→ **Task description**:
Read the listing below and copy out every line that holds "this".

→ **Materials provided**:
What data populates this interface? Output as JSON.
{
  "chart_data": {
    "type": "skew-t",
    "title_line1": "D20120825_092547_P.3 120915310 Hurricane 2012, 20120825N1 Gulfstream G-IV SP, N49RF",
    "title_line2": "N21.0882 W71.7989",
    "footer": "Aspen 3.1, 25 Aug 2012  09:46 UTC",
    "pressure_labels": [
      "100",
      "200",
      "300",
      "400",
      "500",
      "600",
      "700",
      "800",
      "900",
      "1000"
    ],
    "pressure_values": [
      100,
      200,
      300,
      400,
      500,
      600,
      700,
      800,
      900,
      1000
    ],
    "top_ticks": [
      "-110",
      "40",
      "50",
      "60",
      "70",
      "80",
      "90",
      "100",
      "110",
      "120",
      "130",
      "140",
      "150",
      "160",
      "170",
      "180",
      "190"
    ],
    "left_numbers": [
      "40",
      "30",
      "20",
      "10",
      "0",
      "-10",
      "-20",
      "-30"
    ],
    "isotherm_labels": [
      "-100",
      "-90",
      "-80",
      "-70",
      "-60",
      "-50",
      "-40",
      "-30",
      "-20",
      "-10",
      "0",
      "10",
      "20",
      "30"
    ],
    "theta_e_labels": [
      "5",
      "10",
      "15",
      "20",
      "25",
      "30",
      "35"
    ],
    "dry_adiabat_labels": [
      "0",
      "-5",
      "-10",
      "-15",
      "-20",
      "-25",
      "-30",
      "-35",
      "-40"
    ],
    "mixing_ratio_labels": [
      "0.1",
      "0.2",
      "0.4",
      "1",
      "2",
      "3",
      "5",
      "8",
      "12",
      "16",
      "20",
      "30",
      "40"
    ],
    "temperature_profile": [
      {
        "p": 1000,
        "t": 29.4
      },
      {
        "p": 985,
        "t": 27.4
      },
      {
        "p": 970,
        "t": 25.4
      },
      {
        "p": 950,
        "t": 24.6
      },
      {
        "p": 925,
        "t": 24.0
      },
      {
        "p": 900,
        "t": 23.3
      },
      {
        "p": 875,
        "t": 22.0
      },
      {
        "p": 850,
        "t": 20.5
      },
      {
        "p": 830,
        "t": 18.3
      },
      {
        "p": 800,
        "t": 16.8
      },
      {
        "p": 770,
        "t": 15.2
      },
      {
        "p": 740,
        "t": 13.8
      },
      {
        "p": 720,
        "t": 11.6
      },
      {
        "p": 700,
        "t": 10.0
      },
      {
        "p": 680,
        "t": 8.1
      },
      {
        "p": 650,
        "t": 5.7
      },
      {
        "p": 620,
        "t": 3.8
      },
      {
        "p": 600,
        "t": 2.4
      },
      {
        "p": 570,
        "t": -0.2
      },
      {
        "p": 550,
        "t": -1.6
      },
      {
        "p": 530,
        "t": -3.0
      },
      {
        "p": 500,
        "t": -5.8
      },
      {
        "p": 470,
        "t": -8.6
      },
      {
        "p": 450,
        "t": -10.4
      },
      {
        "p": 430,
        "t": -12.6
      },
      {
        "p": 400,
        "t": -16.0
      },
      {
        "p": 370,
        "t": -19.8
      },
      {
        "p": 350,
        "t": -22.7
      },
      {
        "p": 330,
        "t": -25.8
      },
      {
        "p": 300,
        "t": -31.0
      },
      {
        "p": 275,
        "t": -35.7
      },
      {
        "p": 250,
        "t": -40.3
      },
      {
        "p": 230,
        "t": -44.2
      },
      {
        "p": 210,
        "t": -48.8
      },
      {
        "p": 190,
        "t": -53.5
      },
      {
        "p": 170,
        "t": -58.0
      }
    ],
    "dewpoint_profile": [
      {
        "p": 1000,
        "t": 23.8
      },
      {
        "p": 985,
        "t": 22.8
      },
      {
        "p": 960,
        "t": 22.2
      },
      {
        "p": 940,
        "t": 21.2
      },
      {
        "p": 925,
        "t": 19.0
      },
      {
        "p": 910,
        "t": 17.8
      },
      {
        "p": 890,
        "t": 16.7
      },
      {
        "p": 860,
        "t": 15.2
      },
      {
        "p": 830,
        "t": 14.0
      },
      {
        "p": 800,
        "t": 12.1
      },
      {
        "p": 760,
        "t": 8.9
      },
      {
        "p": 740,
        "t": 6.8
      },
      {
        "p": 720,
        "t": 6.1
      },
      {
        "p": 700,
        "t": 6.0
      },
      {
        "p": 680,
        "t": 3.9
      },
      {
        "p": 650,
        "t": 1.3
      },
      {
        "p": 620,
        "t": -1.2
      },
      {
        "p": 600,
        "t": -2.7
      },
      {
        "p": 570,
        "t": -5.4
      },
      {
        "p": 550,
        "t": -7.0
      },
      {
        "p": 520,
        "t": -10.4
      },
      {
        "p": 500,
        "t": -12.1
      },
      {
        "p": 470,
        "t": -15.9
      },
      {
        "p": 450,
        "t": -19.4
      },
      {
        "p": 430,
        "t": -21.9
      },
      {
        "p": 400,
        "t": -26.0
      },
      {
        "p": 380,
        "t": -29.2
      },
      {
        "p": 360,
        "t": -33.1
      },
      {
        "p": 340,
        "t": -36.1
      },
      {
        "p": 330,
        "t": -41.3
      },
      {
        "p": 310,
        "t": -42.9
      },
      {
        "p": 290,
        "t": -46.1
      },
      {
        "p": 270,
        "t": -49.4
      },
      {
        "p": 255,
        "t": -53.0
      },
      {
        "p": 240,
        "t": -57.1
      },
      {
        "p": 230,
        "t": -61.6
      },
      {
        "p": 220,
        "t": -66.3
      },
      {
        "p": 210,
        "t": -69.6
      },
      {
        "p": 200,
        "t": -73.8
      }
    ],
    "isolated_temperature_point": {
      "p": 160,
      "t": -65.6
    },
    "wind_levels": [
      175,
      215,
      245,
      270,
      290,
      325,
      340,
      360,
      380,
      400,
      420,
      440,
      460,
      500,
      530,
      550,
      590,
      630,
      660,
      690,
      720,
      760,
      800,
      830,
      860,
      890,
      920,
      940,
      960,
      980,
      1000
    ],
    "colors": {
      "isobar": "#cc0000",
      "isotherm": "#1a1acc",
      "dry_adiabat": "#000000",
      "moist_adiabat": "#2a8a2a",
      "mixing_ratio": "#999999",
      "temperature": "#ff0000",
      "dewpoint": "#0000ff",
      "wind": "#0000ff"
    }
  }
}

---

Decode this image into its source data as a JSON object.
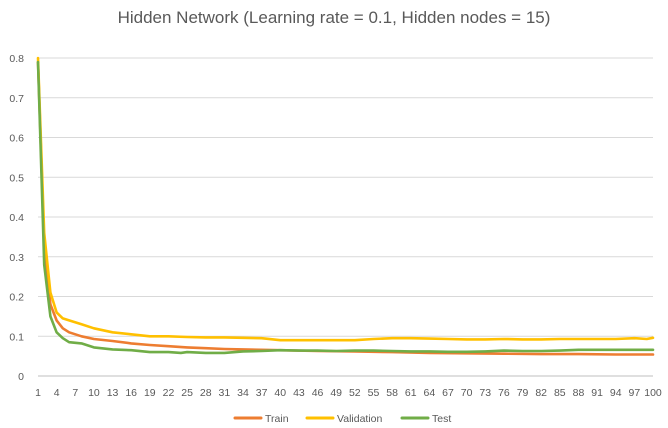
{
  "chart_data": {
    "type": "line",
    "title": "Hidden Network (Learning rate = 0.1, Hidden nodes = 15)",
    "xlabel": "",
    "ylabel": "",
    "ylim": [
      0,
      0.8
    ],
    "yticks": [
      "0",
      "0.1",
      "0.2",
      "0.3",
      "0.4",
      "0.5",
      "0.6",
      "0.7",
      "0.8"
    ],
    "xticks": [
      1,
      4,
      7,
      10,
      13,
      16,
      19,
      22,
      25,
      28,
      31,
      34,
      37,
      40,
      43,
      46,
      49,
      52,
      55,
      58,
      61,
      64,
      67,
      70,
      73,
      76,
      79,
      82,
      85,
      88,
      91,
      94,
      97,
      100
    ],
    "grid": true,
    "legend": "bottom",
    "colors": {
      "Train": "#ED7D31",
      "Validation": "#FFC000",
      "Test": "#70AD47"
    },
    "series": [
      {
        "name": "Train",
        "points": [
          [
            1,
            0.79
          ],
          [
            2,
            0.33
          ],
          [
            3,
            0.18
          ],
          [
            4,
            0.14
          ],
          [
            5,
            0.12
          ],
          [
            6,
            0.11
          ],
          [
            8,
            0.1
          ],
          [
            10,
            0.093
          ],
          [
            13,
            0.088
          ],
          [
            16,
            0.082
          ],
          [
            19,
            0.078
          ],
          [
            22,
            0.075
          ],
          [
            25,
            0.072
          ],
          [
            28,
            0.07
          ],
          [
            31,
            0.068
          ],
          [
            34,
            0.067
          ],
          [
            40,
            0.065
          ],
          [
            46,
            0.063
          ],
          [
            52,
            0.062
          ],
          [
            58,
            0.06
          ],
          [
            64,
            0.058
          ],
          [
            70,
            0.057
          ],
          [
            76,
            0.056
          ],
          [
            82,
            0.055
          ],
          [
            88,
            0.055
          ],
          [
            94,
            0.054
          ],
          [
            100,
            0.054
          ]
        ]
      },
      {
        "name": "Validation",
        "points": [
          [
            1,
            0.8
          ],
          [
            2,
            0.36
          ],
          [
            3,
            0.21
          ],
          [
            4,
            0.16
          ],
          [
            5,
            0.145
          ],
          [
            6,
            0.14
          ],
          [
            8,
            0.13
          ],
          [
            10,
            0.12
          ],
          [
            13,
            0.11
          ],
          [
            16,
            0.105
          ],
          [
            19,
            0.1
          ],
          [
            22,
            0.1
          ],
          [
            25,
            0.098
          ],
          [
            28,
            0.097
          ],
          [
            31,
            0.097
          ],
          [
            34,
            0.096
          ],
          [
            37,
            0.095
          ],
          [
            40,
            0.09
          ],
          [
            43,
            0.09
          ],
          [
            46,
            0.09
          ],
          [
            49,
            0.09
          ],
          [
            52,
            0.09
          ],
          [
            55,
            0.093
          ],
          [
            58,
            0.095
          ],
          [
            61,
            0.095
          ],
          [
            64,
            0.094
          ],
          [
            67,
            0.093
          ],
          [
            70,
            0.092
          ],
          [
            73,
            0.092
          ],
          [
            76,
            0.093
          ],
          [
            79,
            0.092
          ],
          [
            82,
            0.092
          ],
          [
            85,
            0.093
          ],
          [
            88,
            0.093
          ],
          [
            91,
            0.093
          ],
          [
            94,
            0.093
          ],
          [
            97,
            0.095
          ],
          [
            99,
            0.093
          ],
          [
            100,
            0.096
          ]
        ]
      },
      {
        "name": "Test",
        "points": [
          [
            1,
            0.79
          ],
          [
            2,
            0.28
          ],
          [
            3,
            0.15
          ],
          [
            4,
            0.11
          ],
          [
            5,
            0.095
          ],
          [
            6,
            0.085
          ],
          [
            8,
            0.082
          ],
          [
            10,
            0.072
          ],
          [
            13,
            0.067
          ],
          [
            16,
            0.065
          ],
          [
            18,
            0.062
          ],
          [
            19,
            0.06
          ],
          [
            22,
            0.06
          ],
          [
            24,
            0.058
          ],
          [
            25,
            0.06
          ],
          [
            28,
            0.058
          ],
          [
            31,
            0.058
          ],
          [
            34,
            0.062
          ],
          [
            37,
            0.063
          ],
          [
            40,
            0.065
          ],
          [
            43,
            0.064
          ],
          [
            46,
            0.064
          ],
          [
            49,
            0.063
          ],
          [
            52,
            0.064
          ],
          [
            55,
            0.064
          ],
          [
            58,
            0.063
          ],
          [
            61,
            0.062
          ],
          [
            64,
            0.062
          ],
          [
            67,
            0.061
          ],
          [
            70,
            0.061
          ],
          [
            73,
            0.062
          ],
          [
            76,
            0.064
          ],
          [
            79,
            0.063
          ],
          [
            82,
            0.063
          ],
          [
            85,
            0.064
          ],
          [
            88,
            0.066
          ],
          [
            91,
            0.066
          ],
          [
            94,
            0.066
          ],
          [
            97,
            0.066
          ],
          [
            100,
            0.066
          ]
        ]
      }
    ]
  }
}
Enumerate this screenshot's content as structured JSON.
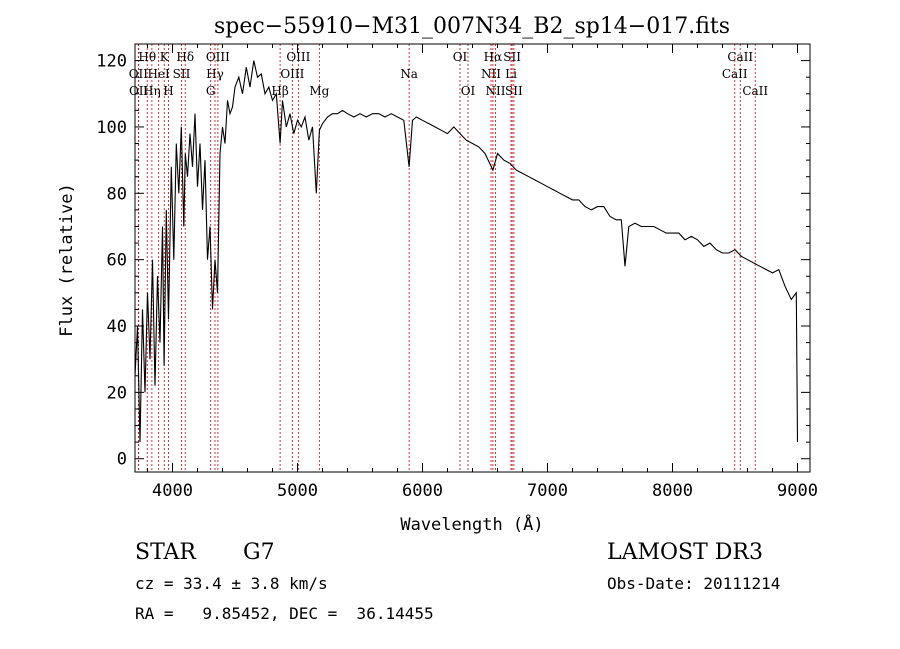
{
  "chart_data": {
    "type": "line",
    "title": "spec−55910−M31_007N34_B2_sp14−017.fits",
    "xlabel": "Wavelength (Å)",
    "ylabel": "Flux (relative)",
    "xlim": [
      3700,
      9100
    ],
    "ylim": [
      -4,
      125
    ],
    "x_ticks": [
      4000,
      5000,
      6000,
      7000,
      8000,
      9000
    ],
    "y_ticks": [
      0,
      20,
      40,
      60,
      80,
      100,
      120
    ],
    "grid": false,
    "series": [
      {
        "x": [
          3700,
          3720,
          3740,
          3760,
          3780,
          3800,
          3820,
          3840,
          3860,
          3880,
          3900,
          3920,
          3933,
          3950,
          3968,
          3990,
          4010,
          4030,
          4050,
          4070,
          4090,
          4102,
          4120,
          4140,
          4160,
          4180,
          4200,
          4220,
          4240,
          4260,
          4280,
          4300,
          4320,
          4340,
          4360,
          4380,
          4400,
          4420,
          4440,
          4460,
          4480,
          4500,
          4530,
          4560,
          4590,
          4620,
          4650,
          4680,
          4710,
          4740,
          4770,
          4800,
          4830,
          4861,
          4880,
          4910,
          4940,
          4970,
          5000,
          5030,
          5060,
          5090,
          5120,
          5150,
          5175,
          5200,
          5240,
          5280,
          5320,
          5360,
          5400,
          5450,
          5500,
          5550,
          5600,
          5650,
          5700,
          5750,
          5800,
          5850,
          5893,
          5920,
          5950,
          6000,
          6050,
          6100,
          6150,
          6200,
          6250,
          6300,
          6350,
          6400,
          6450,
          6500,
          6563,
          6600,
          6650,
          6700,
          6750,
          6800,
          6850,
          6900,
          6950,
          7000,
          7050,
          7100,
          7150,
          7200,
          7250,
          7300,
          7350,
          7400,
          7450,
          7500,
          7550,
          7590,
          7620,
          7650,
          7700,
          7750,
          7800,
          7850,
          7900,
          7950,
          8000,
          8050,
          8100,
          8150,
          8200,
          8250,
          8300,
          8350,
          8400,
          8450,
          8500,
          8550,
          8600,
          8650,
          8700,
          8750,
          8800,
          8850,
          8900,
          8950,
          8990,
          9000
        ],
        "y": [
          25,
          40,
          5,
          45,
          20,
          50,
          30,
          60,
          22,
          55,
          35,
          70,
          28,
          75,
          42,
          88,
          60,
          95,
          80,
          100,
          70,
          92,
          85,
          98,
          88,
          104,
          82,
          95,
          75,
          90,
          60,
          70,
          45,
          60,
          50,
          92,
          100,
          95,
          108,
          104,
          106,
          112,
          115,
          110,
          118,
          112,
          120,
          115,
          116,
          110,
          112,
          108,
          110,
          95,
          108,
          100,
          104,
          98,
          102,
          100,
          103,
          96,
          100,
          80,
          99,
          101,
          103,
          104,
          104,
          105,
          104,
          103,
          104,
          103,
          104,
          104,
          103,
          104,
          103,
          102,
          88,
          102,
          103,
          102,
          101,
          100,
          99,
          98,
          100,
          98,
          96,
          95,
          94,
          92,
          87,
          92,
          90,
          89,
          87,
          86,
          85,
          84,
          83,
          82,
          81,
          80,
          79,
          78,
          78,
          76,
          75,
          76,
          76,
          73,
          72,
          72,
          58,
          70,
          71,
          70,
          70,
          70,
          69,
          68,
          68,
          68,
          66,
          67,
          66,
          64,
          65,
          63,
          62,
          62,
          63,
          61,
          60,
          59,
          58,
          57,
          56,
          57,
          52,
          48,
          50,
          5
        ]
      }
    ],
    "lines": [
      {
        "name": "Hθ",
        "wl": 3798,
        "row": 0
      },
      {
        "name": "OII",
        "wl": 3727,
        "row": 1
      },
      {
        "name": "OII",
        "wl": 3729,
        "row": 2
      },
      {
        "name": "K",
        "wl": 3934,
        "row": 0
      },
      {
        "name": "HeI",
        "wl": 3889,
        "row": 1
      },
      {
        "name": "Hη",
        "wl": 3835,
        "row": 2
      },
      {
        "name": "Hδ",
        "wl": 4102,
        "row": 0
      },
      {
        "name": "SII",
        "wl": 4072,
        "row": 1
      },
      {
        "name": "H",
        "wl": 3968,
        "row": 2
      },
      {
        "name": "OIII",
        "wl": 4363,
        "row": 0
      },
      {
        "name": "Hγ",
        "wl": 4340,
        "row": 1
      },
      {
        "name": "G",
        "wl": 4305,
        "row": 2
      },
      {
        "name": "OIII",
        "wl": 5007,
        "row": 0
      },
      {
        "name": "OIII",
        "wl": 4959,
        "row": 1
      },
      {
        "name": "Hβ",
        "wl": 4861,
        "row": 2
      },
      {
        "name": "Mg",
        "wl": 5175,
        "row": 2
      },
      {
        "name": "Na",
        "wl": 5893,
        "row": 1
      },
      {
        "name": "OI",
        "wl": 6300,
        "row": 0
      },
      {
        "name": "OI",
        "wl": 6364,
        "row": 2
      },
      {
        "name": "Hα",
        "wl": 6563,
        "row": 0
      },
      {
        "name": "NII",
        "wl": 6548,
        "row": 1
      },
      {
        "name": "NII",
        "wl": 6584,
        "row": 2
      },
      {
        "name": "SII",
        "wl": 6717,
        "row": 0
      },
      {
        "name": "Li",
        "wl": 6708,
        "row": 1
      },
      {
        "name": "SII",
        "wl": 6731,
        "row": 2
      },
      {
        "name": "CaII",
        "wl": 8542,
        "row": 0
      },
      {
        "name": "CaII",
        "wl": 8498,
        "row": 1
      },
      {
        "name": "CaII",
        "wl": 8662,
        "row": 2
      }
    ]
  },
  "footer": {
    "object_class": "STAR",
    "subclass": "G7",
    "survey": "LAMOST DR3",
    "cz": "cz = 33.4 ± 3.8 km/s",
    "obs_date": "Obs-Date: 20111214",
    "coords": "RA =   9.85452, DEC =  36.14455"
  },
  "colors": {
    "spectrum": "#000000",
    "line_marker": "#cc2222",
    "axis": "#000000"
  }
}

→ **Worked solution**:
What data populates this interface? Output as JSON.
Decode this image into its source data as a JSON object.
Enumerate this screenshot's content as structured JSON.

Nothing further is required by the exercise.